* _Exercise directions_:
Tally up the lines where the string "Nichole" appears; reply with the number only.
-- start of Records for this exercise --
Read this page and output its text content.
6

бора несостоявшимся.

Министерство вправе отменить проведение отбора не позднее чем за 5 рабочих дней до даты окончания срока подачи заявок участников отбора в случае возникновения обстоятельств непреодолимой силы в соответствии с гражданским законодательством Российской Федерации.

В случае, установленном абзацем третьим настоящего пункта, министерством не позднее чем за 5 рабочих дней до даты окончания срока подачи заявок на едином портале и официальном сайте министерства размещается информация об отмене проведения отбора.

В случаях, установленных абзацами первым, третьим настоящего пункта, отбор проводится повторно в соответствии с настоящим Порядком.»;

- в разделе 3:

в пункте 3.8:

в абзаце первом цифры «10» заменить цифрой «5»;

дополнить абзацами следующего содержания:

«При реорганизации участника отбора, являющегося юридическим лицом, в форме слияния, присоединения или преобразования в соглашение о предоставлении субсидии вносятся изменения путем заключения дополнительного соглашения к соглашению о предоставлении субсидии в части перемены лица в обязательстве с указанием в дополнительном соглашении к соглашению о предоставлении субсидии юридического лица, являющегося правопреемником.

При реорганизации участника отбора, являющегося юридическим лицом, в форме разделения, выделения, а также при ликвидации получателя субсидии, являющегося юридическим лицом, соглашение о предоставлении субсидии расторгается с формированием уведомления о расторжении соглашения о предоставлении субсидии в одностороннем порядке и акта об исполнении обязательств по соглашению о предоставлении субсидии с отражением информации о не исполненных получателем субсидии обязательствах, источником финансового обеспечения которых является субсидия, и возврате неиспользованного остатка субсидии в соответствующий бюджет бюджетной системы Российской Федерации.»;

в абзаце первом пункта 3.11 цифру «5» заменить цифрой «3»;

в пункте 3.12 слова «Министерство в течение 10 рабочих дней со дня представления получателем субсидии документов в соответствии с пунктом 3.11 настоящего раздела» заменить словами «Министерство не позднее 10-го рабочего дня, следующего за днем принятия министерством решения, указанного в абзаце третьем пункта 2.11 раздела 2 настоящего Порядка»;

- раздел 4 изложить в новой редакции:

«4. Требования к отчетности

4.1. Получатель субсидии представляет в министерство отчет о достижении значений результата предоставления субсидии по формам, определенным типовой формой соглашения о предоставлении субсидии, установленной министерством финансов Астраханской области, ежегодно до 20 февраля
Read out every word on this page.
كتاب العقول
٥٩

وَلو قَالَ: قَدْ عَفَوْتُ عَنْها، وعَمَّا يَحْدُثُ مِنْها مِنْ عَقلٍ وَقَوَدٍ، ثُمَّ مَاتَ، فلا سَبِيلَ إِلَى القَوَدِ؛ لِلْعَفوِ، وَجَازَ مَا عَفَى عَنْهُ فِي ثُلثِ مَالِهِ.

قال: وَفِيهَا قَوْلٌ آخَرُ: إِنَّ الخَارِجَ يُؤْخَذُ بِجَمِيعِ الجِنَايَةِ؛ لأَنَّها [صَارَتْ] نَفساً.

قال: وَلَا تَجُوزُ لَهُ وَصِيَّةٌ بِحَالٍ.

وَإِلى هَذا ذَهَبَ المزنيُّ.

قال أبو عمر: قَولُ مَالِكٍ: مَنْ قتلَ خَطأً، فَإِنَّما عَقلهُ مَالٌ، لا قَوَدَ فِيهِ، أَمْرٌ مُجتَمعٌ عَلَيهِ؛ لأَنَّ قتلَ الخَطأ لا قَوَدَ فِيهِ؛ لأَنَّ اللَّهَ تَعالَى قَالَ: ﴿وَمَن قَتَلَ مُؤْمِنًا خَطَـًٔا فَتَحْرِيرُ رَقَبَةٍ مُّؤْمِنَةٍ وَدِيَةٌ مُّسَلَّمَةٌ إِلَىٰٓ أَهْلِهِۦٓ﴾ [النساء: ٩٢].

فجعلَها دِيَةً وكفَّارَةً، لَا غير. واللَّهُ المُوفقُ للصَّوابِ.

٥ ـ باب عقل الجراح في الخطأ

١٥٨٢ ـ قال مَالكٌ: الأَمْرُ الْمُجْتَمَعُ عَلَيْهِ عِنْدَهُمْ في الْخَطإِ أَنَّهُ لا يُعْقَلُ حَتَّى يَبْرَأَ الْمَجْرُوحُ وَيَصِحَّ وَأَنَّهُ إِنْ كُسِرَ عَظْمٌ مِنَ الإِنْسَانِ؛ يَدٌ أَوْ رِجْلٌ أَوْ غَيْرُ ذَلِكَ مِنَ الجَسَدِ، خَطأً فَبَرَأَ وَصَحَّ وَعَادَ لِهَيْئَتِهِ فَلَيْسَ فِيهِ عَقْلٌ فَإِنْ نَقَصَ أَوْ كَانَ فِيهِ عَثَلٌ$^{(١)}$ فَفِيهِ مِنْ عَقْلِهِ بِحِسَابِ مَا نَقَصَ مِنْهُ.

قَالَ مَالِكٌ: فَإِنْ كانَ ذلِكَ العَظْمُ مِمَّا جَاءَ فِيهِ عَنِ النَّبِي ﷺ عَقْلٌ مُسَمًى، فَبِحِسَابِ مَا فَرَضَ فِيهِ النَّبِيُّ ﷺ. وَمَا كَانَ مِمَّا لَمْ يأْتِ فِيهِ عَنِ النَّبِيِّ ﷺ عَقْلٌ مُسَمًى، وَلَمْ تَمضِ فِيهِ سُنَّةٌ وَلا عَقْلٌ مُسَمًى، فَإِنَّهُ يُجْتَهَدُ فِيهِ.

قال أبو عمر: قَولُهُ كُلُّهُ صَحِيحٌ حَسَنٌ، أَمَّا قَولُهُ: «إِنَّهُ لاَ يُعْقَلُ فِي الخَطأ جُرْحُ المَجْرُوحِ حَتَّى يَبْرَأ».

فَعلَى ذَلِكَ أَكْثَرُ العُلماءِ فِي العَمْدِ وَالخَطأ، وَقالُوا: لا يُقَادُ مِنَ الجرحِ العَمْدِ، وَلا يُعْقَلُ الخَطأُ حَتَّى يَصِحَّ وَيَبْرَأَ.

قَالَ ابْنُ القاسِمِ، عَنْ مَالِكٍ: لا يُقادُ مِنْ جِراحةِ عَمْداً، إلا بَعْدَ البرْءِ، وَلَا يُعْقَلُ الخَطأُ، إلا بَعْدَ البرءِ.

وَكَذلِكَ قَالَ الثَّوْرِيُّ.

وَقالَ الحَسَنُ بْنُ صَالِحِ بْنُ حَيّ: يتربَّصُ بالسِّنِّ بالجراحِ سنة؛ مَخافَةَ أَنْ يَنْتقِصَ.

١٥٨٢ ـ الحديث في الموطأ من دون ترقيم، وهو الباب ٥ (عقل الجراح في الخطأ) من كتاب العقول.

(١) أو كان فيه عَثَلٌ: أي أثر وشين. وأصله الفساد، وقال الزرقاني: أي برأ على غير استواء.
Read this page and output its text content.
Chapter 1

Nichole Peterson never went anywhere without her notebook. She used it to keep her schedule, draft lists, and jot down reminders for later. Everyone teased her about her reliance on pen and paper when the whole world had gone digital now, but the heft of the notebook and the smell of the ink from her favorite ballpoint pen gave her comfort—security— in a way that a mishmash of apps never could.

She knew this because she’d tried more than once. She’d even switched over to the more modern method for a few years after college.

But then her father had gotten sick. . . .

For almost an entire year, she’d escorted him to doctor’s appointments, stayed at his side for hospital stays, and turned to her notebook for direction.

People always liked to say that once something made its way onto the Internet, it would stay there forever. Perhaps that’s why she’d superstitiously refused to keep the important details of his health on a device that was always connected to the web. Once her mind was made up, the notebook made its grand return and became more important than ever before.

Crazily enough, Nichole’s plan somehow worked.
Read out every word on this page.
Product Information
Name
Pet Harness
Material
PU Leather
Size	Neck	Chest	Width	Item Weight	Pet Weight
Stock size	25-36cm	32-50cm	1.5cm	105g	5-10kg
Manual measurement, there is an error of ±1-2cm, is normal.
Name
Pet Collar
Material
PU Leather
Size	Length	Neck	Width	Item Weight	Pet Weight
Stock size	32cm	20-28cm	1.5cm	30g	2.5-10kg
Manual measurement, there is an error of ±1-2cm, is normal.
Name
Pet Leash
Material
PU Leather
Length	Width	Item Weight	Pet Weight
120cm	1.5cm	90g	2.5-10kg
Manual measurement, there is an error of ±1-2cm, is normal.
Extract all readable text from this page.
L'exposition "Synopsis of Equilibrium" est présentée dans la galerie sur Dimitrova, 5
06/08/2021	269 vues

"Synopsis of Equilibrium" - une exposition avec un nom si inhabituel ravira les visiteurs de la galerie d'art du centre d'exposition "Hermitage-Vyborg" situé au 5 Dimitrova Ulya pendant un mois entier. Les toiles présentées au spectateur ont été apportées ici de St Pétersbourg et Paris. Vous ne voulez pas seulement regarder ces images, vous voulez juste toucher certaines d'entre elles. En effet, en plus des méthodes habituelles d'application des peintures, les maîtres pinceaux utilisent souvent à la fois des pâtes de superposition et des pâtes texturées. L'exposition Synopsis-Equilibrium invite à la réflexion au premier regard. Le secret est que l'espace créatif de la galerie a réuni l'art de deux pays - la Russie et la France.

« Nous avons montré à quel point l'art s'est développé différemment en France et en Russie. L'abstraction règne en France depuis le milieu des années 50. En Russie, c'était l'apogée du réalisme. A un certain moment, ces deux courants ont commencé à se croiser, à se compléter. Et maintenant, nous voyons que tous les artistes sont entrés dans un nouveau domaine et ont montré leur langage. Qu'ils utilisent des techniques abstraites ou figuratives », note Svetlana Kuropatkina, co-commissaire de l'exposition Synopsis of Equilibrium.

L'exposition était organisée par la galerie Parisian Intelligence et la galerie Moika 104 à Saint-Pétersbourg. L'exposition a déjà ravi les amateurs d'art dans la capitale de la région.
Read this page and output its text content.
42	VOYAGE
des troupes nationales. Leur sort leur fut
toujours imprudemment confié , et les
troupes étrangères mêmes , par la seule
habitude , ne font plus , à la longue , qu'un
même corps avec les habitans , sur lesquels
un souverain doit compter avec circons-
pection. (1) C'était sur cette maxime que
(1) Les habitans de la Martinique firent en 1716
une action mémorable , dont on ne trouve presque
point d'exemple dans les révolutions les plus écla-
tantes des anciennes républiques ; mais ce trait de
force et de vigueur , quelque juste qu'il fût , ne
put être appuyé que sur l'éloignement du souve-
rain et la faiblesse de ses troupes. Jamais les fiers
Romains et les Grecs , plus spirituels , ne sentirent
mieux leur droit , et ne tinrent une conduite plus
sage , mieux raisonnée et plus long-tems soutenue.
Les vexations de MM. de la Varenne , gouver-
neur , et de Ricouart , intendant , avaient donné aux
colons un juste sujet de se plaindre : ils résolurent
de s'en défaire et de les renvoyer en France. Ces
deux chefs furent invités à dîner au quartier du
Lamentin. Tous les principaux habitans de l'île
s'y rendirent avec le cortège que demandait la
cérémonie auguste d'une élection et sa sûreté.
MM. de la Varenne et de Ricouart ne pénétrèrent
-- end of Records for this exercise --
* _Response to the task_:
2